■ GOAL ■
Copy all the material that follows, keeping every character the same.

■ MATERIAL PROVIDED ■
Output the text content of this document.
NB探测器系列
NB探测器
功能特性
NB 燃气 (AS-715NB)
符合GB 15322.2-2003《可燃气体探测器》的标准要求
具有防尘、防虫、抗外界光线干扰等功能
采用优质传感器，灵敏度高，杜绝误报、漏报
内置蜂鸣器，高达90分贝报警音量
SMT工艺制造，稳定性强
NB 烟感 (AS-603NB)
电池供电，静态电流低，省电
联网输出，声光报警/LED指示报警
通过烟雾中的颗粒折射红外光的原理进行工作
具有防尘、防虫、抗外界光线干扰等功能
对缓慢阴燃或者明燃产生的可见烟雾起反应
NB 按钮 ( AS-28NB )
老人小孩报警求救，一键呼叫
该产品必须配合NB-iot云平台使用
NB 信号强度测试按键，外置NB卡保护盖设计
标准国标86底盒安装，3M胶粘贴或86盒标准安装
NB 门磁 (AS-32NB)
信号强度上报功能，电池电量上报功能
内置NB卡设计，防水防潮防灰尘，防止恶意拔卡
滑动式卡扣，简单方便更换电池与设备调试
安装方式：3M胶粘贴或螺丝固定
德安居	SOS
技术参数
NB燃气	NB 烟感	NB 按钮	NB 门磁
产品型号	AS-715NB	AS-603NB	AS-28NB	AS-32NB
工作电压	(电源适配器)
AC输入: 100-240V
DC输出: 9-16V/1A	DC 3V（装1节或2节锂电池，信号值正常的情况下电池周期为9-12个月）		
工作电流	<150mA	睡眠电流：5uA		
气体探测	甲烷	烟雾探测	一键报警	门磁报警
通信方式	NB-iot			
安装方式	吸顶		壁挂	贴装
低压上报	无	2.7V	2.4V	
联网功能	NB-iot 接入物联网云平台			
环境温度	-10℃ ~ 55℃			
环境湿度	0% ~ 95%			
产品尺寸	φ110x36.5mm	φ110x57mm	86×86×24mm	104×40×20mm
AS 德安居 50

■ REPLY ■
Output the text content of this document.
NB探测器系列
NB探测器
功能特性
NB 燃气 (AS-715NB)
符合GB 15322.2-2003《可燃气体探测器》的标准要求
具有防尘、防虫、抗外界光线干扰等功能
采用优质传感器，灵敏度高，杜绝误报、漏报
内置蜂鸣器，高达90分贝报警音量
SMT工艺制造，稳定性强
NB 烟感 (AS-603NB)
电池供电，静态电流低，省电
联网输出，声光报警/LED指示报警
通过烟雾中的颗粒折射红外光的原理进行工作
具有防尘、防虫、抗外界光线干扰等功能
对缓慢阴燃或者明燃产生的可见烟雾起反应
NB 按钮 ( AS-28NB )
老人小孩报警求救，一键呼叫
该产品必须配合NB-iot云平台使用
NB 信号强度测试按键，外置NB卡保护盖设计
标准国标86底盒安装，3M胶粘贴或86盒标准安装
NB 门磁 (AS-32NB)
信号强度上报功能，电池电量上报功能
内置NB卡设计，防水防潮防灰尘，防止恶意拔卡
滑动式卡扣，简单方便更换电池与设备调试
安装方式：3M胶粘贴或螺丝固定
德安居	SOS
技术参数
NB燃气	NB 烟感	NB 按钮	NB 门磁
产品型号	AS-715NB	AS-603NB	AS-28NB	AS-32NB
工作电压	(电源适配器)
AC输入: 100-240V
DC输出: 9-16V/1A	DC 3V（装1节或2节锂电池，信号值正常的情况下电池周期为9-12个月）		
工作电流	<150mA	睡眠电流：5uA		
气体探测	甲烷	烟雾探测	一键报警	门磁报警
通信方式	NB-iot			
安装方式	吸顶		壁挂	贴装
低压上报	无	2.7V	2.4V	
联网功能	NB-iot 接入物联网云平台			
环境温度	-10℃ ~ 55℃			
环境湿度	0% ~ 95%			
产品尺寸	φ110x36.5mm	φ110x57mm	86×86×24mm	104×40×20mm
AS 德安居 50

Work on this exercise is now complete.